- **Required work**:
Filter the entries below, keeping only lines with the word "gratis".

- **Available data**:

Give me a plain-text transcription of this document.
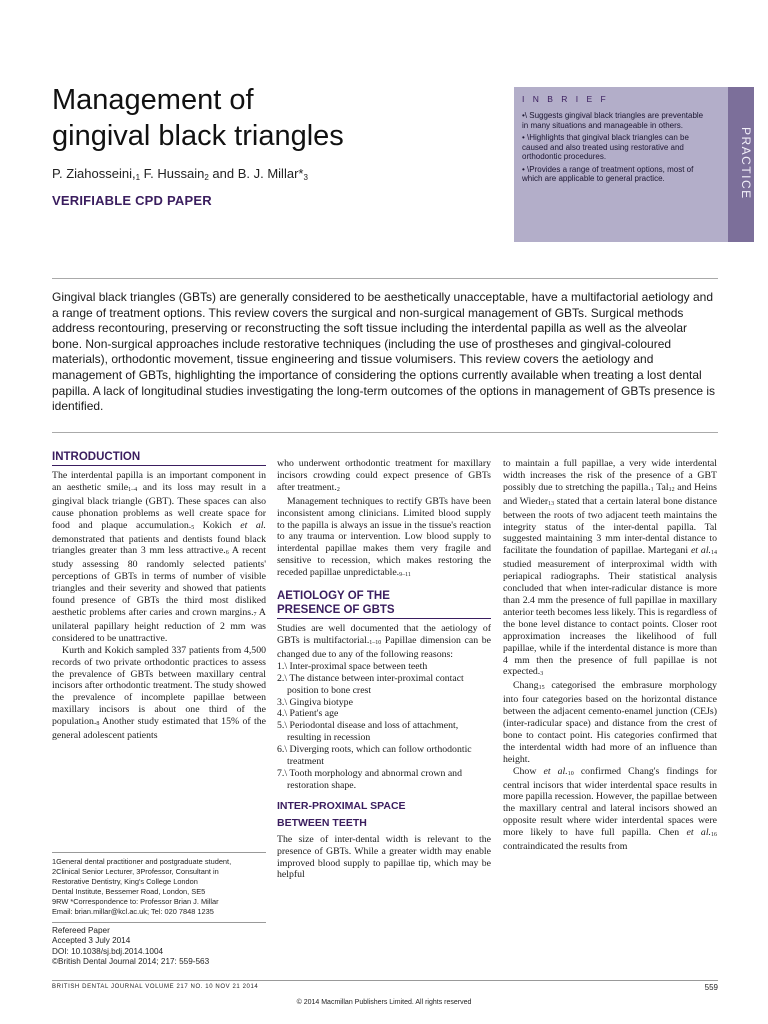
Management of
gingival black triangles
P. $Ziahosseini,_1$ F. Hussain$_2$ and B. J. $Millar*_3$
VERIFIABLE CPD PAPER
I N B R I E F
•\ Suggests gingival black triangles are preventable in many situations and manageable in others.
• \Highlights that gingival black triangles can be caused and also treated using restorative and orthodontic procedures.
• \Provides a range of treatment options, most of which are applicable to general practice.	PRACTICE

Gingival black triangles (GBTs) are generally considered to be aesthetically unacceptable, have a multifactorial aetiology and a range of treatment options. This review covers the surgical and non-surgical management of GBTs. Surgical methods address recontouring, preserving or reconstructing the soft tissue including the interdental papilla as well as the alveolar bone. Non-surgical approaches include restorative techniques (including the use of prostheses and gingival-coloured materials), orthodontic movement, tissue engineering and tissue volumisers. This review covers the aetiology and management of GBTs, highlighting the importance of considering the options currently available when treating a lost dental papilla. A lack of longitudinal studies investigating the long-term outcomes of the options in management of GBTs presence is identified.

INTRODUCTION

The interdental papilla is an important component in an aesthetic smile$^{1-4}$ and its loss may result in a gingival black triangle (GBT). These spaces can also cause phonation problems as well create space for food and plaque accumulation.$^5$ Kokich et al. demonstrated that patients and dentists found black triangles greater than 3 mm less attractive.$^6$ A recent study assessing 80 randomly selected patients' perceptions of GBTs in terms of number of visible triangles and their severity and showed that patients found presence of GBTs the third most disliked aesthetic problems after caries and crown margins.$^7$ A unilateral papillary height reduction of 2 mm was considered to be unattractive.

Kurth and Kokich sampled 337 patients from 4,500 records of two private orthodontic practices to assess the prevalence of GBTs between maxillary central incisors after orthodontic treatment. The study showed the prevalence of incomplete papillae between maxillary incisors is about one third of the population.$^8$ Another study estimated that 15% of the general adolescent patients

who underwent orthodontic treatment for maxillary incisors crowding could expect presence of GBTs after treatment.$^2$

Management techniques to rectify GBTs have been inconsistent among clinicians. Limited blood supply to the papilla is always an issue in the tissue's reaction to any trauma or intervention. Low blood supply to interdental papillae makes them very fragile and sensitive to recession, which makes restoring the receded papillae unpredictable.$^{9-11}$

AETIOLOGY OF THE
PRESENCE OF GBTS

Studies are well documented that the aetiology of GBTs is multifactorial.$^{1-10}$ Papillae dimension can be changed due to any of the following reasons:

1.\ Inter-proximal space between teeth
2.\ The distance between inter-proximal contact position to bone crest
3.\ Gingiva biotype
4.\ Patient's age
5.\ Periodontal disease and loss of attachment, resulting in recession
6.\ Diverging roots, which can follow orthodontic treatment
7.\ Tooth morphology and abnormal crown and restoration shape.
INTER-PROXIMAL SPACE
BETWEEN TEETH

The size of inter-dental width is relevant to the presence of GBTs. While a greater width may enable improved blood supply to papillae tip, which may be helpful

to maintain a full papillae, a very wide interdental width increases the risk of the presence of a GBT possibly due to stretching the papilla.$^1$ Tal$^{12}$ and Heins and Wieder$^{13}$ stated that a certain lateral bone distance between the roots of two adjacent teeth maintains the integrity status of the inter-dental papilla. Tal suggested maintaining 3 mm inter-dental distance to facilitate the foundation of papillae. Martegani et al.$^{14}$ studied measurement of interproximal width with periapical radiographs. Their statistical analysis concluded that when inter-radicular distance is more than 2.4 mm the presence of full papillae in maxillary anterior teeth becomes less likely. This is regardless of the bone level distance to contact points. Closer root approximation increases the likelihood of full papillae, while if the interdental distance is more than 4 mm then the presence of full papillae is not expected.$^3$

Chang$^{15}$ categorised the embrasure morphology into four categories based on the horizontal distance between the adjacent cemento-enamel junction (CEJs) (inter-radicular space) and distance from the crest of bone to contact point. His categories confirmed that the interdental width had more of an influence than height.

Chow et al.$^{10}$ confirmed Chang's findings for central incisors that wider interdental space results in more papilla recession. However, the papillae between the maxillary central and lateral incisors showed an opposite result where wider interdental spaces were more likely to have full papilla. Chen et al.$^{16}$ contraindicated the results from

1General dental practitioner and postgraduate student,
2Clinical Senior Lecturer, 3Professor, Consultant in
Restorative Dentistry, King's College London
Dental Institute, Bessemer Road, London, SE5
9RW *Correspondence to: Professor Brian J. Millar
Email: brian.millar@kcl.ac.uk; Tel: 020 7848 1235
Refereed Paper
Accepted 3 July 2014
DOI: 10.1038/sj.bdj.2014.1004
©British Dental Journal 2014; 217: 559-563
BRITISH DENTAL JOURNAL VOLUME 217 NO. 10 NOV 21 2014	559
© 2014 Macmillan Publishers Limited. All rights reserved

...

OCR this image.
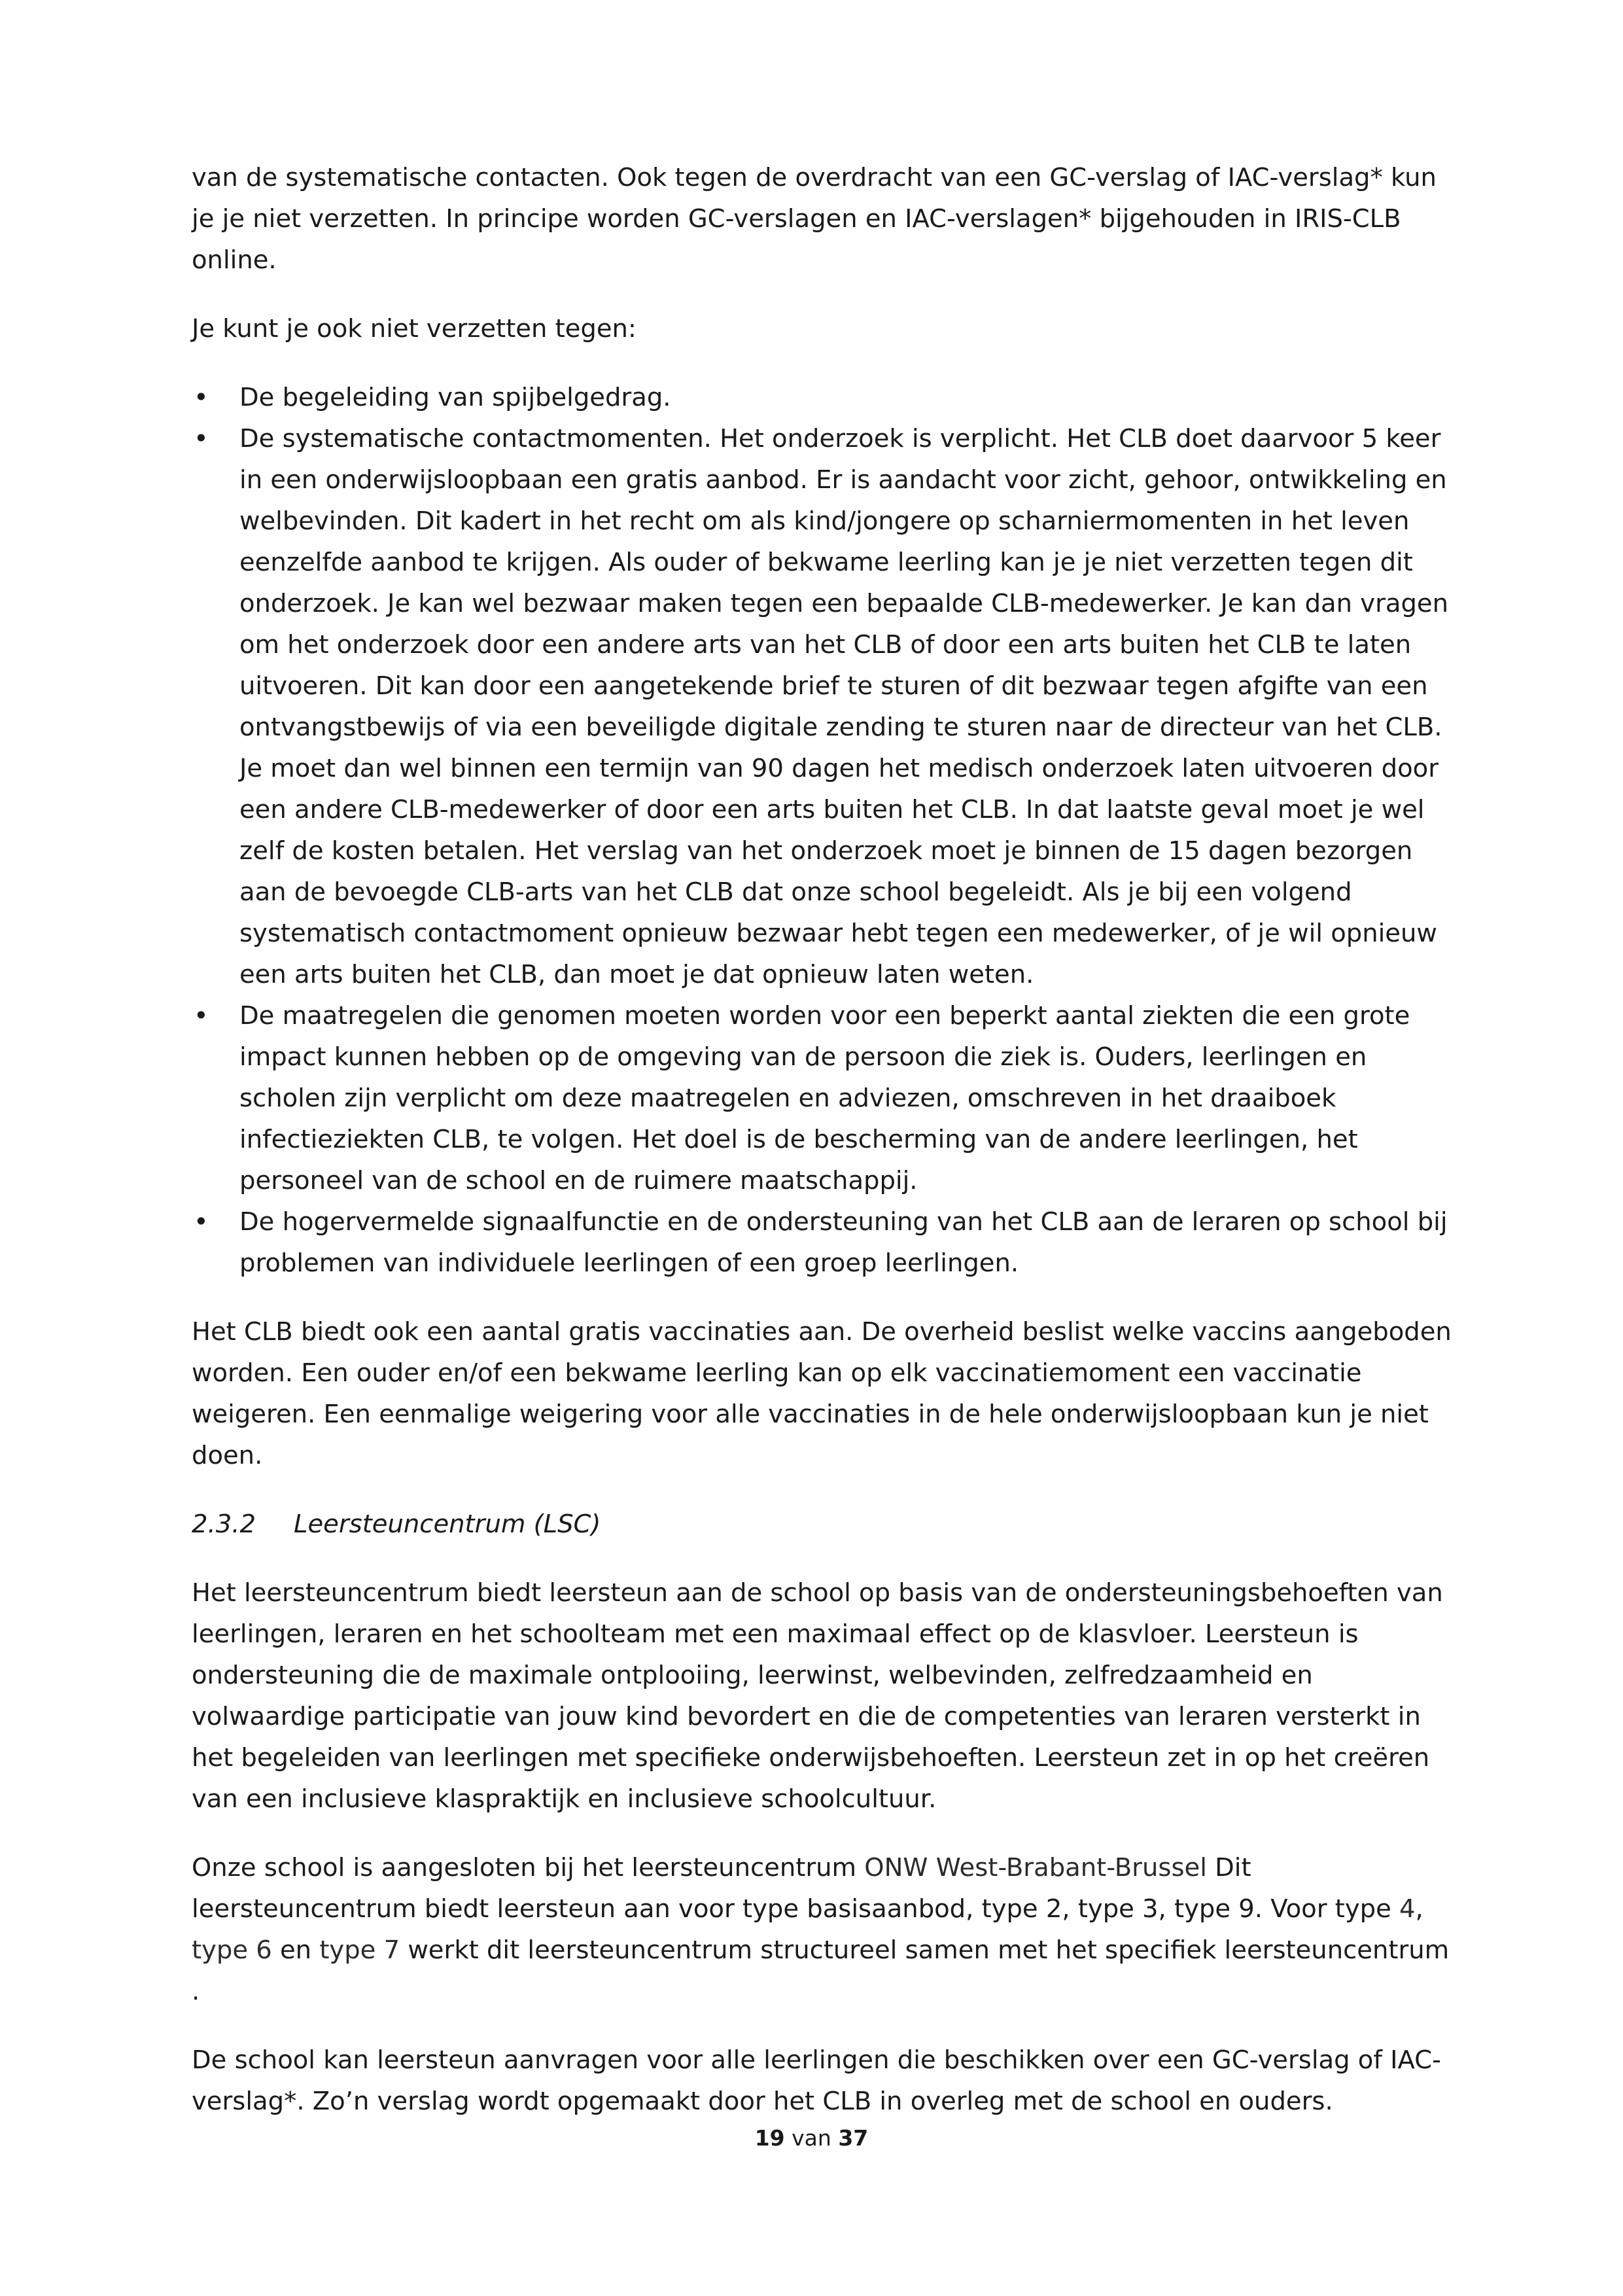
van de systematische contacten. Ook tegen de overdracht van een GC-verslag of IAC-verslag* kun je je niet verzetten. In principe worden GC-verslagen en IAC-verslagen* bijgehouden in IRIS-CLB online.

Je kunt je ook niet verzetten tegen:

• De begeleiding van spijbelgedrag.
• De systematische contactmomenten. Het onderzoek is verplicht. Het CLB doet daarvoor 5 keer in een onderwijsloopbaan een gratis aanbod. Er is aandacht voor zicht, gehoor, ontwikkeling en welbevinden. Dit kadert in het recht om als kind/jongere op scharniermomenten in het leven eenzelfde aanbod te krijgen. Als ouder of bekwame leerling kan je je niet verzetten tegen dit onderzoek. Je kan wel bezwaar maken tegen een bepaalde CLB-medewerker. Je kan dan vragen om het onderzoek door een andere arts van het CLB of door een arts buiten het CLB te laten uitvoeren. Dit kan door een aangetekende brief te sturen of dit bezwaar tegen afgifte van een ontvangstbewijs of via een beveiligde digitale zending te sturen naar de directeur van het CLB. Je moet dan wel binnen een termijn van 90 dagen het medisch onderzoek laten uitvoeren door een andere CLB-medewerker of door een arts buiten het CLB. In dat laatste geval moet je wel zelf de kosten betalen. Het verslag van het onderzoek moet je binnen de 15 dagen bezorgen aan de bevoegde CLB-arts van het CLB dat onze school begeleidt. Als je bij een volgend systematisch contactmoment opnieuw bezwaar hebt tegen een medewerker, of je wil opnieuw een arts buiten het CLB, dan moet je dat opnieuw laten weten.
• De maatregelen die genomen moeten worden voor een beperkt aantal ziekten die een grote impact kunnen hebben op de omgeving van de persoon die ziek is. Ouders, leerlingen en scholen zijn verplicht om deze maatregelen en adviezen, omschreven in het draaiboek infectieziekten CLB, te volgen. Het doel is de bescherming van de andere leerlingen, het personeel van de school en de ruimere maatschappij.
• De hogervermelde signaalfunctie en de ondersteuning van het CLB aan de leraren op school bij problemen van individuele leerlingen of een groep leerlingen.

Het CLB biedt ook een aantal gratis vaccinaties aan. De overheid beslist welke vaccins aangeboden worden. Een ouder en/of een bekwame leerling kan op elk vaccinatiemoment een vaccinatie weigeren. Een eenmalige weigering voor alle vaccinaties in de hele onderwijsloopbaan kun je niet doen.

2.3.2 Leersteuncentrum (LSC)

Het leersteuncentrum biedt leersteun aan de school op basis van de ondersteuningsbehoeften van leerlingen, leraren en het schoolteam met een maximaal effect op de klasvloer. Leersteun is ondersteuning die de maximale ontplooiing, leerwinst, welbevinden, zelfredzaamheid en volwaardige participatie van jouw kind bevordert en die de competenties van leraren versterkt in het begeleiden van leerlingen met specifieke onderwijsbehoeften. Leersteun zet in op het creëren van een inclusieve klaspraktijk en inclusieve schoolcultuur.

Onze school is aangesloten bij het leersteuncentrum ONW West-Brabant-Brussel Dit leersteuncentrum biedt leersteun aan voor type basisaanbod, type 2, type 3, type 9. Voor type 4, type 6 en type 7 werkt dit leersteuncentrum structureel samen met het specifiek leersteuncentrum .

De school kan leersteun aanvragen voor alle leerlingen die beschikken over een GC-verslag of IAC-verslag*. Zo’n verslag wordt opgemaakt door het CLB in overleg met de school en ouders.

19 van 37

- **Solution to the exercise**:
• De systematische contactmomenten. Het onderzoek is verplicht. Het CLB doet daarvoor 5 keer in een onderwijsloopbaan een gratis aanbod. Er is aandacht voor zicht, gehoor, ontwikkeling en welbevinden. Dit kadert in het recht om als kind/jongere op scharniermomenten in het leven eenzelfde aanbod te krijgen. Als ouder of bekwame leerling kan je je niet verzetten tegen dit onderzoek. Je kan wel bezwaar maken tegen een bepaalde CLB-medewerker. Je kan dan vragen om het onderzoek door een andere arts van het CLB of door een arts buiten het CLB te laten uitvoeren. Dit kan door een aangetekende brief te sturen of dit bezwaar tegen afgifte van een ontvangstbewijs of via een beveiligde digitale zending te sturen naar de directeur van het CLB. Je moet dan wel binnen een termijn van 90 dagen het medisch onderzoek laten uitvoeren door een andere CLB-medewerker of door een arts buiten het CLB. In dat laatste geval moet je wel zelf de kosten betalen. Het verslag van het onderzoek moet je binnen de 15 dagen bezorgen aan de bevoegde CLB-arts van het CLB dat onze school begeleidt. Als je bij een volgend systematisch contactmoment opnieuw bezwaar hebt tegen een medewerker, of je wil opnieuw een arts buiten het CLB, dan moet je dat opnieuw laten weten.
Het CLB biedt ook een aantal gratis vaccinaties aan. De overheid beslist welke vaccins aangeboden worden. Een ouder en/of een bekwame leerling kan op elk vaccinatiemoment een vaccinatie weigeren. Een eenmalige weigering voor alle vaccinaties in de hele onderwijsloopbaan kun je niet doen.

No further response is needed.